● Instructions for the task: Copy every line, leaving nothing out and adding nothing.

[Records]
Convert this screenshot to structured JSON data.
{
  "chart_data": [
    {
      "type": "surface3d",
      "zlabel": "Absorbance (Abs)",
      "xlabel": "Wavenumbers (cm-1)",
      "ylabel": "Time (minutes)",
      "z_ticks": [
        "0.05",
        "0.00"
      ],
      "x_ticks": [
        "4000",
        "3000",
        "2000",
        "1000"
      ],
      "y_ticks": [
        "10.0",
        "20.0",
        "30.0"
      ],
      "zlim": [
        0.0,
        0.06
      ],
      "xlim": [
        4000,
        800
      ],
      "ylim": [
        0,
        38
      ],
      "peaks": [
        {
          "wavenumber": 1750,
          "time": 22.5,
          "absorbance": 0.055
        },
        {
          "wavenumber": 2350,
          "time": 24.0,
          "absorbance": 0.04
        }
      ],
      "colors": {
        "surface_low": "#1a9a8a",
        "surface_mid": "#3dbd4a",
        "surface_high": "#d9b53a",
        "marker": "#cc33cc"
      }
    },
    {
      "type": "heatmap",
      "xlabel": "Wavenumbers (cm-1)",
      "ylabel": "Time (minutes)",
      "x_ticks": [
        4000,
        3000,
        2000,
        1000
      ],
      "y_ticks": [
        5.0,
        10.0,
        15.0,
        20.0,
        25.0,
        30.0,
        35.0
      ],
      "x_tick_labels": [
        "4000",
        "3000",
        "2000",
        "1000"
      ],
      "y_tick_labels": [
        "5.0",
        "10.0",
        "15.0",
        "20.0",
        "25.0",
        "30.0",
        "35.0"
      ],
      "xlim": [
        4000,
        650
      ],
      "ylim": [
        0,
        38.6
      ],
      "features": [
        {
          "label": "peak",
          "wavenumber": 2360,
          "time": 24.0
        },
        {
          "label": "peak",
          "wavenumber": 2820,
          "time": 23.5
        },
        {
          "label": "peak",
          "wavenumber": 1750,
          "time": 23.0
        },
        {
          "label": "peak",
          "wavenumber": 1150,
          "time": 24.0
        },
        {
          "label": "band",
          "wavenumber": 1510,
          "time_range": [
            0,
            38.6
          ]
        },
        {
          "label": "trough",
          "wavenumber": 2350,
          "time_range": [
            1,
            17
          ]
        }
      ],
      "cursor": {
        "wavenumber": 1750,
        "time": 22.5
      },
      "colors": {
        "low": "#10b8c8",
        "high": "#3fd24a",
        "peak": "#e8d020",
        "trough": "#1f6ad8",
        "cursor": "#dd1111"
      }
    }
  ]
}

● Output for this task:
Convert this screenshot to structured JSON data.
{
  "chart_data": [
    {
      "type": "surface3d",
      "zlabel": "Absorbance (Abs)",
      "xlabel": "Wavenumbers (cm-1)",
      "ylabel": "Time (minutes)",
      "z_ticks": [
        "0.05",
        "0.00"
      ],
      "x_ticks": [
        "4000",
        "3000",
        "2000",
        "1000"
      ],
      "y_ticks": [
        "10.0",
        "20.0",
        "30.0"
      ],
      "zlim": [
        0.0,
        0.06
      ],
      "xlim": [
        4000,
        800
      ],
      "ylim": [
        0,
        38
      ],
      "peaks": [
        {
          "wavenumber": 1750,
          "time": 22.5,
          "absorbance": 0.055
        },
        {
          "wavenumber": 2350,
          "time": 24.0,
          "absorbance": 0.04
        }
      ],
      "colors": {
        "surface_low": "#1a9a8a",
        "surface_mid": "#3dbd4a",
        "surface_high": "#d9b53a",
        "marker": "#cc33cc"
      }
    },
    {
      "type": "heatmap",
      "xlabel": "Wavenumbers (cm-1)",
      "ylabel": "Time (minutes)",
      "x_ticks": [
        4000,
        3000,
        2000,
        1000
      ],
      "y_ticks": [
        5.0,
        10.0,
        15.0,
        20.0,
        25.0,
        30.0,
        35.0
      ],
      "x_tick_labels": [
        "4000",
        "3000",
        "2000",
        "1000"
      ],
      "y_tick_labels": [
        "5.0",
        "10.0",
        "15.0",
        "20.0",
        "25.0",
        "30.0",
        "35.0"
      ],
      "xlim": [
        4000,
        650
      ],
      "ylim": [
        0,
        38.6
      ],
      "features": [
        {
          "label": "peak",
          "wavenumber": 2360,
          "time": 24.0
        },
        {
          "label": "peak",
          "wavenumber": 2820,
          "time": 23.5
        },
        {
          "label": "peak",
          "wavenumber": 1750,
          "time": 23.0
        },
        {
          "label": "peak",
          "wavenumber": 1150,
          "time": 24.0
        },
        {
          "label": "band",
          "wavenumber": 1510,
          "time_range": [
            0,
            38.6
          ]
        },
        {
          "label": "trough",
          "wavenumber": 2350,
          "time_range": [
            1,
            17
          ]
        }
      ],
      "cursor": {
        "wavenumber": 1750,
        "time": 22.5
      },
      "colors": {
        "low": "#10b8c8",
        "high": "#3fd24a",
        "peak": "#e8d020",
        "trough": "#1f6ad8",
        "cursor": "#dd1111"
      }
    }
  ]
}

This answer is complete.